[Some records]

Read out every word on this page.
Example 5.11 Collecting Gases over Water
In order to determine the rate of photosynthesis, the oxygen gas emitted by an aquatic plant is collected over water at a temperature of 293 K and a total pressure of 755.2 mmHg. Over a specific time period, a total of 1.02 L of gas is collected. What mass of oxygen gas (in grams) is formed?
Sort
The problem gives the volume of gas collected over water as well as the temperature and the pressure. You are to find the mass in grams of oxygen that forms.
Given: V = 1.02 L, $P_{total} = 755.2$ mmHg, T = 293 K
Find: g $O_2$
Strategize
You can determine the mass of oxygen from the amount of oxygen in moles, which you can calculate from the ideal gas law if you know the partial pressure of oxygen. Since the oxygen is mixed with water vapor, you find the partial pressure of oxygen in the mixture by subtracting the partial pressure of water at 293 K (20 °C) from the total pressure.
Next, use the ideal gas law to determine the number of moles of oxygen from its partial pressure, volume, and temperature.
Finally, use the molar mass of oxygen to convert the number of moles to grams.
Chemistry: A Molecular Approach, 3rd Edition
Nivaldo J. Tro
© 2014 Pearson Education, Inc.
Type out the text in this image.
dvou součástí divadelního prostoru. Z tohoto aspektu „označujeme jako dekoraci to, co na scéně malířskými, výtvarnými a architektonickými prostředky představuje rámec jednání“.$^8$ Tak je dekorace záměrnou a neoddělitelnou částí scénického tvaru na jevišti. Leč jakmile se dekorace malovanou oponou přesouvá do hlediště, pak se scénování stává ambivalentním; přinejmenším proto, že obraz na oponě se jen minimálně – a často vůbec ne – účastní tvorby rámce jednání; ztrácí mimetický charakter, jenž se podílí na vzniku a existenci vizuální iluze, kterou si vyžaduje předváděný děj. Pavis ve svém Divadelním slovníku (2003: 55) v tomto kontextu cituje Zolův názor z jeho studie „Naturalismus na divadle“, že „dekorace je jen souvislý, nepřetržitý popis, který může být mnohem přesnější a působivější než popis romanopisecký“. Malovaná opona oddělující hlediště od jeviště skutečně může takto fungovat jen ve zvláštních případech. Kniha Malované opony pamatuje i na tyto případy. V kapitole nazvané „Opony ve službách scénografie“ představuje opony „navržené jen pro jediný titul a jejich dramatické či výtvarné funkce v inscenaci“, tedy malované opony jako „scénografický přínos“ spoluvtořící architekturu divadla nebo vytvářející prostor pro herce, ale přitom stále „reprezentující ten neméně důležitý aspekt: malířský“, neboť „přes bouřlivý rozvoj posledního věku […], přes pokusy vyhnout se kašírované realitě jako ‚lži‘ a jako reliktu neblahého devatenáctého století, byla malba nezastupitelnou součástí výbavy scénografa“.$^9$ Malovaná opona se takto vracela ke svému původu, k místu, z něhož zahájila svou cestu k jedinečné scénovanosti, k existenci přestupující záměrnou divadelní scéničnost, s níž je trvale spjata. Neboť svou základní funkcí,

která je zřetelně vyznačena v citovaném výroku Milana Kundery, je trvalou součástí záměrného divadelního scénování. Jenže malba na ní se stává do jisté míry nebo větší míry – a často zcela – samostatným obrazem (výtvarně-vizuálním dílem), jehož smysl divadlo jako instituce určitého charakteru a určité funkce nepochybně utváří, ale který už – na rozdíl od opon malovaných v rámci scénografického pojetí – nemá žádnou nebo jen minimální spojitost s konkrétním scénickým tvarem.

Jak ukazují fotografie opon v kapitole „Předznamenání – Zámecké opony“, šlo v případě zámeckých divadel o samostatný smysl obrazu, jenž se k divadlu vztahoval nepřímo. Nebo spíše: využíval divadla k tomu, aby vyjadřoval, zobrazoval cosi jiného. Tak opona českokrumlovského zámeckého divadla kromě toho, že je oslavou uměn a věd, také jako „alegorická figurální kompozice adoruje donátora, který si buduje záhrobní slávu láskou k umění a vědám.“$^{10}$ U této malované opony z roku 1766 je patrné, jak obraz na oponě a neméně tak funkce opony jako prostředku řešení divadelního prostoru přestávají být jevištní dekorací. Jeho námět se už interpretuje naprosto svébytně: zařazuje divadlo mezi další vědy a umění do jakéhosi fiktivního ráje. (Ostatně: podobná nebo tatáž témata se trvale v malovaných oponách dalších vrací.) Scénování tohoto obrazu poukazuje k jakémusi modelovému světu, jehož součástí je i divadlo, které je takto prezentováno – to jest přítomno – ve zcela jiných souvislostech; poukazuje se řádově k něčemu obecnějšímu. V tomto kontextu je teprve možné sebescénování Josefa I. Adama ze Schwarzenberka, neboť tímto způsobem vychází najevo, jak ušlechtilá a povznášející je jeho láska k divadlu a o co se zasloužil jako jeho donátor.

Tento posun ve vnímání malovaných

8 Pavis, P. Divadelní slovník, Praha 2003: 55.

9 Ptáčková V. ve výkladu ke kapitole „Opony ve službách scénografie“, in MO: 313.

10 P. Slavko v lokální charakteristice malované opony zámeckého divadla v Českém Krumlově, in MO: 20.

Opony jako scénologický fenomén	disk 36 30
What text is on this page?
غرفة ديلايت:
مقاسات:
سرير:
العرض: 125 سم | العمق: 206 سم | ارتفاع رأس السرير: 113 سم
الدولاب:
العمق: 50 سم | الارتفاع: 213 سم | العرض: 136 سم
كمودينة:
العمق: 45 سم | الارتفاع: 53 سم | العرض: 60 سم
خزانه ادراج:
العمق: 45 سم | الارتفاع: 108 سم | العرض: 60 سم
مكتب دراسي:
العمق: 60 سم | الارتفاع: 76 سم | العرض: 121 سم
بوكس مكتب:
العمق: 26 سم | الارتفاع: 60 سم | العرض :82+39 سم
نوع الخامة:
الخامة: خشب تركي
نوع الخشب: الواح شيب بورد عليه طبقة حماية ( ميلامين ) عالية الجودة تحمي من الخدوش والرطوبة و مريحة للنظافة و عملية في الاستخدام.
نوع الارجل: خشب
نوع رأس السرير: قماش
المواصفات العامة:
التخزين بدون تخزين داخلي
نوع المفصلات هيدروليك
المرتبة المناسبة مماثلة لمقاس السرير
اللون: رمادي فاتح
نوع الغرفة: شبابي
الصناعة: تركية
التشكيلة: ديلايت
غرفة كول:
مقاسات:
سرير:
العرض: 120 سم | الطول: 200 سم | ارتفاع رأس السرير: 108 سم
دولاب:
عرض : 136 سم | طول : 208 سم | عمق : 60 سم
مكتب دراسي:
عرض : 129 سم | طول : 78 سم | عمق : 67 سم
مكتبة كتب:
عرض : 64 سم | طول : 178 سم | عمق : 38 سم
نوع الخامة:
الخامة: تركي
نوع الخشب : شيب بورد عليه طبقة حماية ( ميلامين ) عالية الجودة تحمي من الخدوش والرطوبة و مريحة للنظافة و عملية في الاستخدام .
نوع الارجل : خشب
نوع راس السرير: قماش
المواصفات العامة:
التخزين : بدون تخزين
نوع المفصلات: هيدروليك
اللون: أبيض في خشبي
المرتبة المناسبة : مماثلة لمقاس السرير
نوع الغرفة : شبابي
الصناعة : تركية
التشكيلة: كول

Goal of the exercise -
Extract the complete set of records unchanged.

Exercise solution -
Read out every word on this page.
Example 5.11 Collecting Gases over Water
In order to determine the rate of photosynthesis, the oxygen gas emitted by an aquatic plant is collected over water at a temperature of 293 K and a total pressure of 755.2 mmHg. Over a specific time period, a total of 1.02 L of gas is collected. What mass of oxygen gas (in grams) is formed?
Sort
The problem gives the volume of gas collected over water as well as the temperature and the pressure. You are to find the mass in grams of oxygen that forms.
Given: V = 1.02 L, $P_{total} = 755.2$ mmHg, T = 293 K
Find: g $O_2$
Strategize
You can determine the mass of oxygen from the amount of oxygen in moles, which you can calculate from the ideal gas law if you know the partial pressure of oxygen. Since the oxygen is mixed with water vapor, you find the partial pressure of oxygen in the mixture by subtracting the partial pressure of water at 293 K (20 °C) from the total pressure.
Next, use the ideal gas law to determine the number of moles of oxygen from its partial pressure, volume, and temperature.
Finally, use the molar mass of oxygen to convert the number of moles to grams.
Chemistry: A Molecular Approach, 3rd Edition
Nivaldo J. Tro
© 2014 Pearson Education, Inc.
Type out the text in this image.
dvou součástí divadelního prostoru. Z tohoto aspektu „označujeme jako dekoraci to, co na scéně malířskými, výtvarnými a architektonickými prostředky představuje rámec jednání“.$^8$ Tak je dekorace záměrnou a neoddělitelnou částí scénického tvaru na jevišti. Leč jakmile se dekorace malovanou oponou přesouvá do hlediště, pak se scénování stává ambivalentním; přinejmenším proto, že obraz na oponě se jen minimálně – a často vůbec ne – účastní tvorby rámce jednání; ztrácí mimetický charakter, jenž se podílí na vzniku a existenci vizuální iluze, kterou si vyžaduje předváděný děj. Pavis ve svém Divadelním slovníku (2003: 55) v tomto kontextu cituje Zolův názor z jeho studie „Naturalismus na divadle“, že „dekorace je jen souvislý, nepřetržitý popis, který může být mnohem přesnější a působivější než popis romanopisecký“. Malovaná opona oddělující hlediště od jeviště skutečně může takto fungovat jen ve zvláštních případech. Kniha Malované opony pamatuje i na tyto případy. V kapitole nazvané „Opony ve službách scénografie“ představuje opony „navržené jen pro jediný titul a jejich dramatické či výtvarné funkce v inscenaci“, tedy malované opony jako „scénografický přínos“ spoluvtořící architekturu divadla nebo vytvářející prostor pro herce, ale přitom stále „reprezentující ten neméně důležitý aspekt: malířský“, neboť „přes bouřlivý rozvoj posledního věku […], přes pokusy vyhnout se kašírované realitě jako ‚lži‘ a jako reliktu neblahého devatenáctého století, byla malba nezastupitelnou součástí výbavy scénografa“.$^9$ Malovaná opona se takto vracela ke svému původu, k místu, z něhož zahájila svou cestu k jedinečné scénovanosti, k existenci přestupující záměrnou divadelní scéničnost, s níž je trvale spjata. Neboť svou základní funkcí,

která je zřetelně vyznačena v citovaném výroku Milana Kundery, je trvalou součástí záměrného divadelního scénování. Jenže malba na ní se stává do jisté míry nebo větší míry – a často zcela – samostatným obrazem (výtvarně-vizuálním dílem), jehož smysl divadlo jako instituce určitého charakteru a určité funkce nepochybně utváří, ale který už – na rozdíl od opon malovaných v rámci scénografického pojetí – nemá žádnou nebo jen minimální spojitost s konkrétním scénickým tvarem.

Jak ukazují fotografie opon v kapitole „Předznamenání – Zámecké opony“, šlo v případě zámeckých divadel o samostatný smysl obrazu, jenž se k divadlu vztahoval nepřímo. Nebo spíše: využíval divadla k tomu, aby vyjadřoval, zobrazoval cosi jiného. Tak opona českokrumlovského zámeckého divadla kromě toho, že je oslavou uměn a věd, také jako „alegorická figurální kompozice adoruje donátora, který si buduje záhrobní slávu láskou k umění a vědám.“$^{10}$ U této malované opony z roku 1766 je patrné, jak obraz na oponě a neméně tak funkce opony jako prostředku řešení divadelního prostoru přestávají být jevištní dekorací. Jeho námět se už interpretuje naprosto svébytně: zařazuje divadlo mezi další vědy a umění do jakéhosi fiktivního ráje. (Ostatně: podobná nebo tatáž témata se trvale v malovaných oponách dalších vrací.) Scénování tohoto obrazu poukazuje k jakémusi modelovému světu, jehož součástí je i divadlo, které je takto prezentováno – to jest přítomno – ve zcela jiných souvislostech; poukazuje se řádově k něčemu obecnějšímu. V tomto kontextu je teprve možné sebescénování Josefa I. Adama ze Schwarzenberka, neboť tímto způsobem vychází najevo, jak ušlechtilá a povznášející je jeho láska k divadlu a o co se zasloužil jako jeho donátor.

Tento posun ve vnímání malovaných

8 Pavis, P. Divadelní slovník, Praha 2003: 55.

9 Ptáčková V. ve výkladu ke kapitole „Opony ve službách scénografie“, in MO: 313.

10 P. Slavko v lokální charakteristice malované opony zámeckého divadla v Českém Krumlově, in MO: 20.

Opony jako scénologický fenomén	disk 36 30
What text is on this page?
غرفة ديلايت:
مقاسات:
سرير:
العرض: 125 سم | العمق: 206 سم | ارتفاع رأس السرير: 113 سم
الدولاب:
العمق: 50 سم | الارتفاع: 213 سم | العرض: 136 سم
كمودينة:
العمق: 45 سم | الارتفاع: 53 سم | العرض: 60 سم
خزانه ادراج:
العمق: 45 سم | الارتفاع: 108 سم | العرض: 60 سم
مكتب دراسي:
العمق: 60 سم | الارتفاع: 76 سم | العرض: 121 سم
بوكس مكتب:
العمق: 26 سم | الارتفاع: 60 سم | العرض :82+39 سم
نوع الخامة:
الخامة: خشب تركي
نوع الخشب: الواح شيب بورد عليه طبقة حماية ( ميلامين ) عالية الجودة تحمي من الخدوش والرطوبة و مريحة للنظافة و عملية في الاستخدام.
نوع الارجل: خشب
نوع رأس السرير: قماش
المواصفات العامة:
التخزين بدون تخزين داخلي
نوع المفصلات هيدروليك
المرتبة المناسبة مماثلة لمقاس السرير
اللون: رمادي فاتح
نوع الغرفة: شبابي
الصناعة: تركية
التشكيلة: ديلايت
غرفة كول:
مقاسات:
سرير:
العرض: 120 سم | الطول: 200 سم | ارتفاع رأس السرير: 108 سم
دولاب:
عرض : 136 سم | طول : 208 سم | عمق : 60 سم
مكتب دراسي:
عرض : 129 سم | طول : 78 سم | عمق : 67 سم
مكتبة كتب:
عرض : 64 سم | طول : 178 سم | عمق : 38 سم
نوع الخامة:
الخامة: تركي
نوع الخشب : شيب بورد عليه طبقة حماية ( ميلامين ) عالية الجودة تحمي من الخدوش والرطوبة و مريحة للنظافة و عملية في الاستخدام .
نوع الارجل : خشب
نوع راس السرير: قماش
المواصفات العامة:
التخزين : بدون تخزين
نوع المفصلات: هيدروليك
اللون: أبيض في خشبي
المرتبة المناسبة : مماثلة لمقاس السرير
نوع الغرفة : شبابي
الصناعة : تركية
التشكيلة: كول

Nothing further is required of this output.